- **EXERCISE INSTRUCTIONS**
Please write out the material that follows, exactly as it stands.

- **PROVIDED MATERIAL**
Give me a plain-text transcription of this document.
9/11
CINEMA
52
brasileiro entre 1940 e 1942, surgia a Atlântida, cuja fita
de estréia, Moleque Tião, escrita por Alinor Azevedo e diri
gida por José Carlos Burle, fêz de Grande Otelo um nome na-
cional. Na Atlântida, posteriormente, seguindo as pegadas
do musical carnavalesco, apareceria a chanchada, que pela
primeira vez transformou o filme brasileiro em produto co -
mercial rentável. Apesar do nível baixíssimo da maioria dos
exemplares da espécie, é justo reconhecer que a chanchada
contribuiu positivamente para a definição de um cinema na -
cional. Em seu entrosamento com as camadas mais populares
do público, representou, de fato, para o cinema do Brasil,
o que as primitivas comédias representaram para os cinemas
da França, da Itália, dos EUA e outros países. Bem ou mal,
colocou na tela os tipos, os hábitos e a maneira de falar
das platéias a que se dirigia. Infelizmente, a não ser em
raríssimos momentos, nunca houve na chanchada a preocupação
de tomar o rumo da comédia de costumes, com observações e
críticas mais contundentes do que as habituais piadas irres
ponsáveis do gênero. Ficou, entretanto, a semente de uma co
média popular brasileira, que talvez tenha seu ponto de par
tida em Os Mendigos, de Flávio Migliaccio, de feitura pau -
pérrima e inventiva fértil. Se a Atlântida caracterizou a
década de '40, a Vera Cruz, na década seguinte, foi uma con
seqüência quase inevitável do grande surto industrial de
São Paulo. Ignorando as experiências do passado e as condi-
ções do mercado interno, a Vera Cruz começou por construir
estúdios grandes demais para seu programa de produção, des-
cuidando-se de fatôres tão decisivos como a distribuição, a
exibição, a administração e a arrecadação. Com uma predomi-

- **REPLY TO THE EXERCISE**
Give me a plain-text transcription of this document.
9/11
CINEMA
52
brasileiro entre 1940 e 1942, surgia a Atlântida, cuja fita
de estréia, Moleque Tião, escrita por Alinor Azevedo e diri
gida por José Carlos Burle, fêz de Grande Otelo um nome na-
cional. Na Atlântida, posteriormente, seguindo as pegadas
do musical carnavalesco, apareceria a chanchada, que pela
primeira vez transformou o filme brasileiro em produto co -
mercial rentável. Apesar do nível baixíssimo da maioria dos
exemplares da espécie, é justo reconhecer que a chanchada
contribuiu positivamente para a definição de um cinema na -
cional. Em seu entrosamento com as camadas mais populares
do público, representou, de fato, para o cinema do Brasil,
o que as primitivas comédias representaram para os cinemas
da França, da Itália, dos EUA e outros países. Bem ou mal,
colocou na tela os tipos, os hábitos e a maneira de falar
das platéias a que se dirigia. Infelizmente, a não ser em
raríssimos momentos, nunca houve na chanchada a preocupação
de tomar o rumo da comédia de costumes, com observações e
críticas mais contundentes do que as habituais piadas irres
ponsáveis do gênero. Ficou, entretanto, a semente de uma co
média popular brasileira, que talvez tenha seu ponto de par
tida em Os Mendigos, de Flávio Migliaccio, de feitura pau -
pérrima e inventiva fértil. Se a Atlântida caracterizou a
década de '40, a Vera Cruz, na década seguinte, foi uma con
seqüência quase inevitável do grande surto industrial de
São Paulo. Ignorando as experiências do passado e as condi-
ções do mercado interno, a Vera Cruz começou por construir
estúdios grandes demais para seu programa de produção, des-
cuidando-se de fatôres tão decisivos como a distribuição, a
exibição, a administração e a arrecadação. Com uma predomi-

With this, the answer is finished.